[start DATA SUPPLIED]

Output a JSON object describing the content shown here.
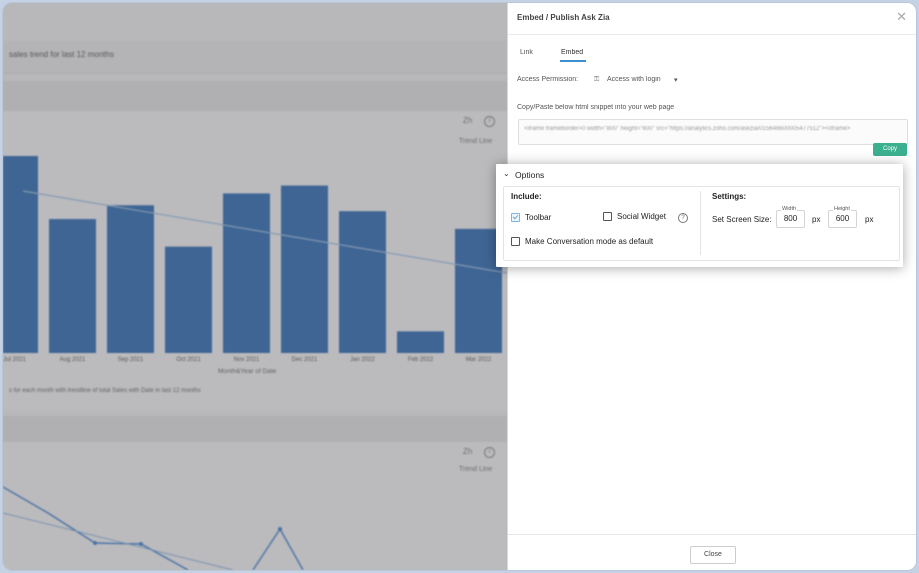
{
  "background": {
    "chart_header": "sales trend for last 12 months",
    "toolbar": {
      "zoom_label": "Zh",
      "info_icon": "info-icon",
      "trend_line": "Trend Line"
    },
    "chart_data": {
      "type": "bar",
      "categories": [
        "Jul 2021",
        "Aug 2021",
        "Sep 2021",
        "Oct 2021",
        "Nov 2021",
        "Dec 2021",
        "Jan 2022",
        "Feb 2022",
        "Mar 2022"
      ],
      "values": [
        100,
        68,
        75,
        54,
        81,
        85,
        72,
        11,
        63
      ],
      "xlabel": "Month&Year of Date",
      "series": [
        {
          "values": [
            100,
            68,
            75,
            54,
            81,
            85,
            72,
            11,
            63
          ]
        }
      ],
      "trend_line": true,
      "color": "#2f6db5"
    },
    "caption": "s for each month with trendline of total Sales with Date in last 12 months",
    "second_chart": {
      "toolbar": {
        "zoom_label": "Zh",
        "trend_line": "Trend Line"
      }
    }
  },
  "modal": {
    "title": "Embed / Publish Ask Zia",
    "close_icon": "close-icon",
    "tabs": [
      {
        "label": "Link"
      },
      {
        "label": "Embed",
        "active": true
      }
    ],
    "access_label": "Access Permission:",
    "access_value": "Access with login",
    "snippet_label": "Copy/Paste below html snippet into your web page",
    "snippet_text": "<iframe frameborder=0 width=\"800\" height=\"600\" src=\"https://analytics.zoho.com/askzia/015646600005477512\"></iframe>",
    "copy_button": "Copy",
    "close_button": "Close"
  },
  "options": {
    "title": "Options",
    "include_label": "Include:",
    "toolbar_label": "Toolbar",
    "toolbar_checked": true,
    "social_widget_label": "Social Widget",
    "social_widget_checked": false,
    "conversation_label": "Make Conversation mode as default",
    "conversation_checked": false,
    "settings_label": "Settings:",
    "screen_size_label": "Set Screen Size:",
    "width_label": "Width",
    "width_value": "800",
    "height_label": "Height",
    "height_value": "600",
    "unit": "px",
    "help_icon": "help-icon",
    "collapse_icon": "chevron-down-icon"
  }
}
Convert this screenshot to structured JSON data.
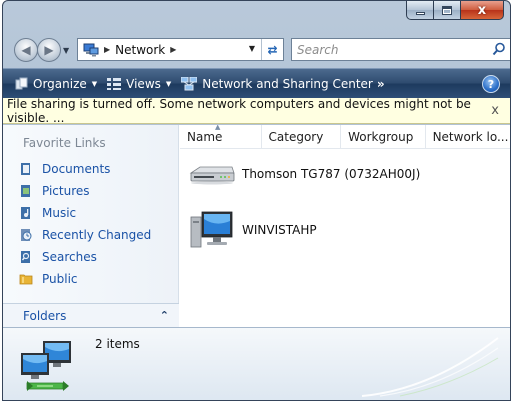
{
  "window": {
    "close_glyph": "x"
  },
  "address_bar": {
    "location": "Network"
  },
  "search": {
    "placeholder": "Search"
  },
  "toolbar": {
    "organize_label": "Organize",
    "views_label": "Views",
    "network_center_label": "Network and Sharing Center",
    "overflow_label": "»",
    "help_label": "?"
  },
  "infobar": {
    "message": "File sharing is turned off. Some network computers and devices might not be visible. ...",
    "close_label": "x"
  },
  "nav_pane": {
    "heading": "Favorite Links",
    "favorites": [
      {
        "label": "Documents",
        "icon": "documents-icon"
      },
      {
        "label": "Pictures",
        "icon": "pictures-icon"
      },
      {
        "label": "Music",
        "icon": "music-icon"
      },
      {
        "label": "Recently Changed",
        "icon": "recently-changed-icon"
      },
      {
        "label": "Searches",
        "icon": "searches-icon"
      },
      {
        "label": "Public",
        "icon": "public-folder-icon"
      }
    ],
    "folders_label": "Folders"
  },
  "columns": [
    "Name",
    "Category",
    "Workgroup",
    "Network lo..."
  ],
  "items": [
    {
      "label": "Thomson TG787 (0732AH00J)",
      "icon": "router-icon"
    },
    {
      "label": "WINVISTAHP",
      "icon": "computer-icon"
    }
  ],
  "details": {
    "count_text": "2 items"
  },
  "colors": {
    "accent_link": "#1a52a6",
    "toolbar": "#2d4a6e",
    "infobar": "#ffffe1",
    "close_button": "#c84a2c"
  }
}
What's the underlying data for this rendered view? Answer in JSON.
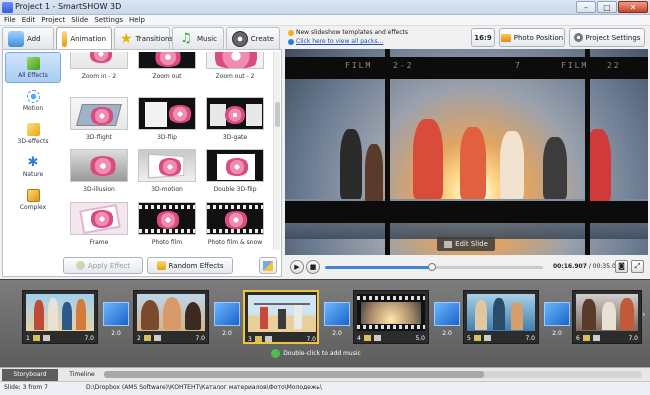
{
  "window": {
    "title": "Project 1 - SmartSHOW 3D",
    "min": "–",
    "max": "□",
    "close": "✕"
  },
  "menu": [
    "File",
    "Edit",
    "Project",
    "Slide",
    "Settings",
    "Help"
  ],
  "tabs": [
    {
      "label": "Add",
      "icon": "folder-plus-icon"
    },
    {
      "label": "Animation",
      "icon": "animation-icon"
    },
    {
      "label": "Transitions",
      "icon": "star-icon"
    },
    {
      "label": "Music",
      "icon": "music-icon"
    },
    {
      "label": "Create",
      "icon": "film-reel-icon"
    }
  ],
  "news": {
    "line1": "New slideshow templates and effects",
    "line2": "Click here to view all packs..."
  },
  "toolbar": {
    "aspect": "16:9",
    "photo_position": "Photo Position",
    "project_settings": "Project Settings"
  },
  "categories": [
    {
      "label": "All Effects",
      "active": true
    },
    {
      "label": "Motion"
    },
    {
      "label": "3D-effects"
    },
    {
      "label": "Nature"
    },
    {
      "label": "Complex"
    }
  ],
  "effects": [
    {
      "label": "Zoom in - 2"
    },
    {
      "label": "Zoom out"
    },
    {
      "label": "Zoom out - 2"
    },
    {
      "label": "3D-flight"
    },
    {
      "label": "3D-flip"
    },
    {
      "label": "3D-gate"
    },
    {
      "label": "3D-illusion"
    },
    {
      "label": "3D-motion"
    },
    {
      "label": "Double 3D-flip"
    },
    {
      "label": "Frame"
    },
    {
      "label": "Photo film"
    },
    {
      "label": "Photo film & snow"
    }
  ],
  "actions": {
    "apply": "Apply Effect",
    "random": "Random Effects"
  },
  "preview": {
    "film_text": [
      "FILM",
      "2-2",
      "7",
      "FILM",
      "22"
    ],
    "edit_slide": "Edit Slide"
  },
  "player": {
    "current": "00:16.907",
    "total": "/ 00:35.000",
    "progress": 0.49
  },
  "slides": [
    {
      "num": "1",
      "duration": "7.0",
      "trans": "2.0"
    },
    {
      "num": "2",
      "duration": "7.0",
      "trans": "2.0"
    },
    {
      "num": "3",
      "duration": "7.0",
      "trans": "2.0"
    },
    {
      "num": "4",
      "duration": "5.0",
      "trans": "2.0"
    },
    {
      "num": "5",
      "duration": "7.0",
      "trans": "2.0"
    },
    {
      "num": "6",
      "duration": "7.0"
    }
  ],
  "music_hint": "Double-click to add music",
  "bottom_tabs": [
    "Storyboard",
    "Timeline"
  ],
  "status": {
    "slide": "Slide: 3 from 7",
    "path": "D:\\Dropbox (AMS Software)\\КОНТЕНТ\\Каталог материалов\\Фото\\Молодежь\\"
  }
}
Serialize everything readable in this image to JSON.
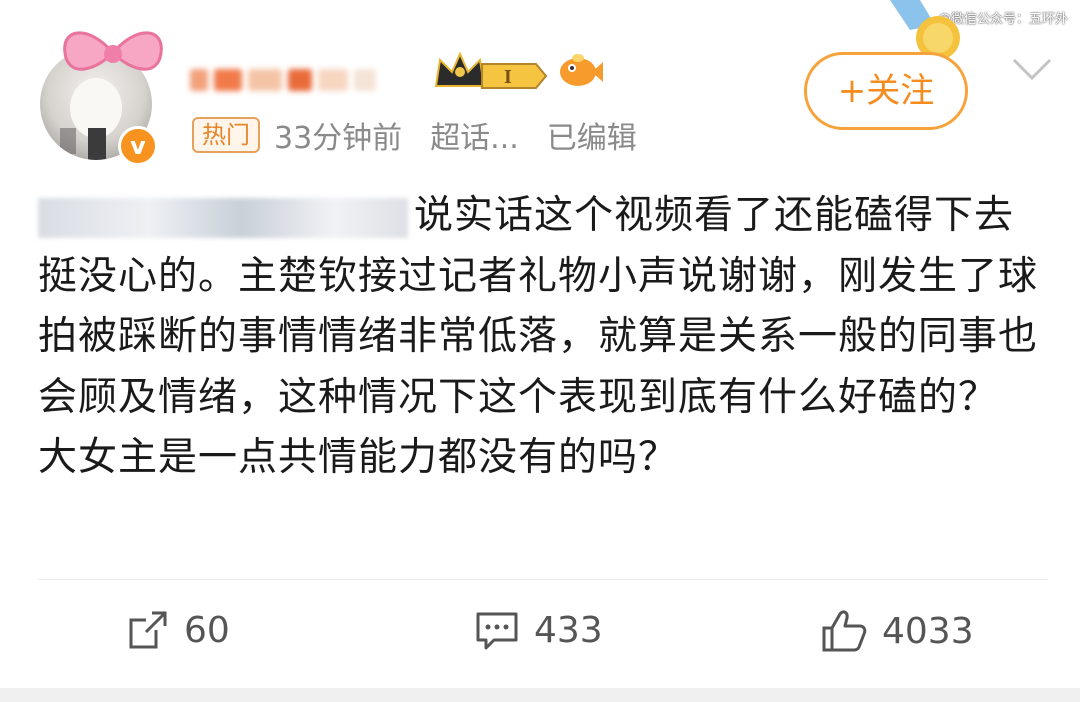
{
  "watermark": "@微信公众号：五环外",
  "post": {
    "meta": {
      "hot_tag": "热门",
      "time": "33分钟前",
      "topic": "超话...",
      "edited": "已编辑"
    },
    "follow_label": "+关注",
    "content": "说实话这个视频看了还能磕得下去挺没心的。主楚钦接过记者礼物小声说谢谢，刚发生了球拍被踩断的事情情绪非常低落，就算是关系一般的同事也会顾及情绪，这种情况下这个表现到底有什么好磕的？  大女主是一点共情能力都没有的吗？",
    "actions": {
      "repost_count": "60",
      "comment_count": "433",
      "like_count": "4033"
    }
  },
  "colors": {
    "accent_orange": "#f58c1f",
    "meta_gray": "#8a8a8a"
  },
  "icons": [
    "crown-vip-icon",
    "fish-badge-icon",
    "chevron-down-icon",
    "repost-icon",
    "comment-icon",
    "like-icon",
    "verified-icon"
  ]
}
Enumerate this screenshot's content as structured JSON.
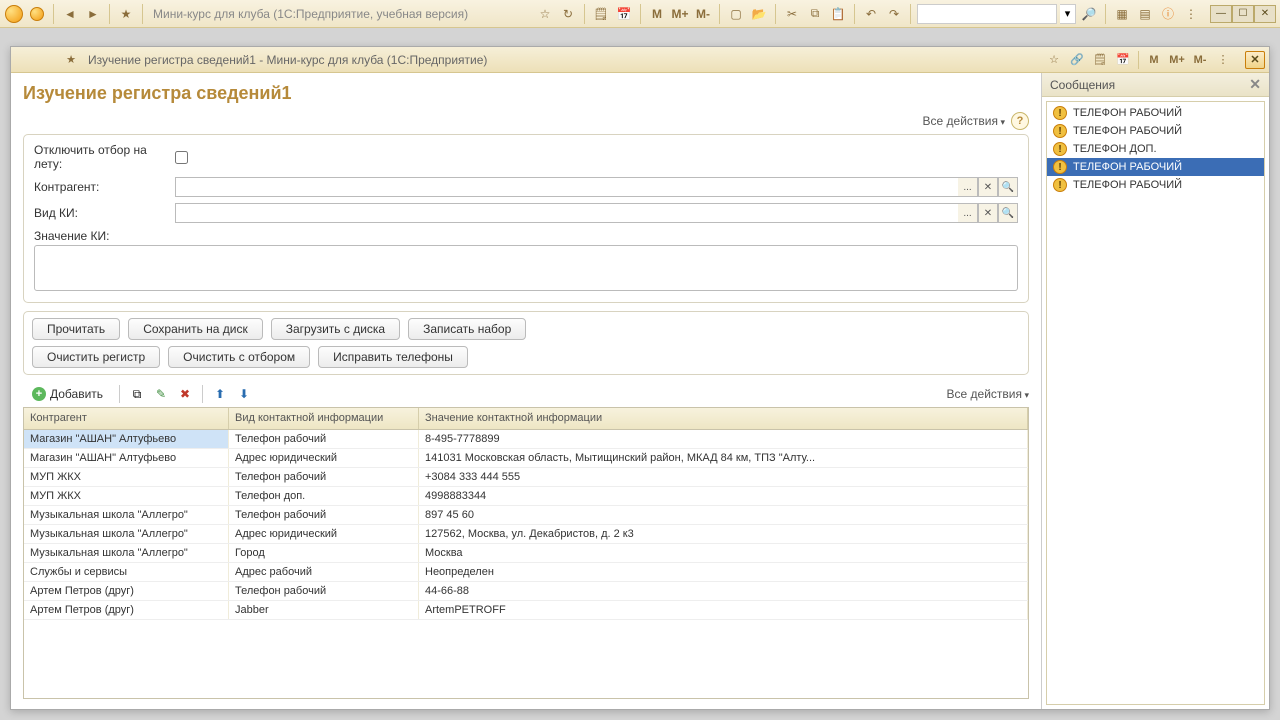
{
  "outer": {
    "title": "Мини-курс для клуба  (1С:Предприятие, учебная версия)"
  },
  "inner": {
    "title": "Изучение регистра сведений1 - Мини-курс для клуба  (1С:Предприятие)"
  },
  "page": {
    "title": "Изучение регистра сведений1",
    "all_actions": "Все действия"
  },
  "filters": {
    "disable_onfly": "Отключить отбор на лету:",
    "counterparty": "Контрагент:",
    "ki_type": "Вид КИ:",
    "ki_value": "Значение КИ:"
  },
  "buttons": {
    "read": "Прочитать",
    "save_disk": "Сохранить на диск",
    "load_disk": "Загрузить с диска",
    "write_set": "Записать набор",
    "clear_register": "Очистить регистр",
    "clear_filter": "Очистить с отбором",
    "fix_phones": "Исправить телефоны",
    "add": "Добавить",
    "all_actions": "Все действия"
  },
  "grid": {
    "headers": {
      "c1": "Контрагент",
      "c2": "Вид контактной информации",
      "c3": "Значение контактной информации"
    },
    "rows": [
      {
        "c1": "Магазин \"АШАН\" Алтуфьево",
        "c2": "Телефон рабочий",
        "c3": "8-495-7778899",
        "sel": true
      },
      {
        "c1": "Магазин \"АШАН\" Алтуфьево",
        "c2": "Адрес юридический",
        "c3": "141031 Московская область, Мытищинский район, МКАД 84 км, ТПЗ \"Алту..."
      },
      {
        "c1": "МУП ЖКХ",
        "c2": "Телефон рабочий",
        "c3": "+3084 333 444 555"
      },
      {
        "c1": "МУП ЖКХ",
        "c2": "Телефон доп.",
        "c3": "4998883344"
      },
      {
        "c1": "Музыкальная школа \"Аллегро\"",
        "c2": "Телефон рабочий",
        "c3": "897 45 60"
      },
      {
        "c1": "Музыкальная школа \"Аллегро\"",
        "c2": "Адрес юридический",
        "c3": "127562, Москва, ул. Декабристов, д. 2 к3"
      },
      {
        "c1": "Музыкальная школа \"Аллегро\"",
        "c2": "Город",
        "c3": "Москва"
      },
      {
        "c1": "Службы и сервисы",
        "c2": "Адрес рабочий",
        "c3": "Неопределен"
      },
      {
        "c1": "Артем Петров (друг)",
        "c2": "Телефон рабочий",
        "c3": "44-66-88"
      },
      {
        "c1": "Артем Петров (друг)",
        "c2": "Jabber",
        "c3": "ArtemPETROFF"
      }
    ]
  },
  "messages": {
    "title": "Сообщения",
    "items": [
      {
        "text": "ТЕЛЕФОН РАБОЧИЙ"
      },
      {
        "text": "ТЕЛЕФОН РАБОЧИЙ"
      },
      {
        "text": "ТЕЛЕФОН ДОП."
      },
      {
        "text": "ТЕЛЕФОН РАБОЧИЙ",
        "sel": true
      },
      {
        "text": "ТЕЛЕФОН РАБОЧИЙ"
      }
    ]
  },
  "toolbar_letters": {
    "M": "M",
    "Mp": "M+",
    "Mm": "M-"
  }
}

[end DATA SUPPLIED]

GIVEN INSTRUCTION:
Only lines that contain the word "контактной" are wanted; copy each of them.

REPLY:
      "c2": "Вид контактной информации",
      "c3": "Значение контактной информации"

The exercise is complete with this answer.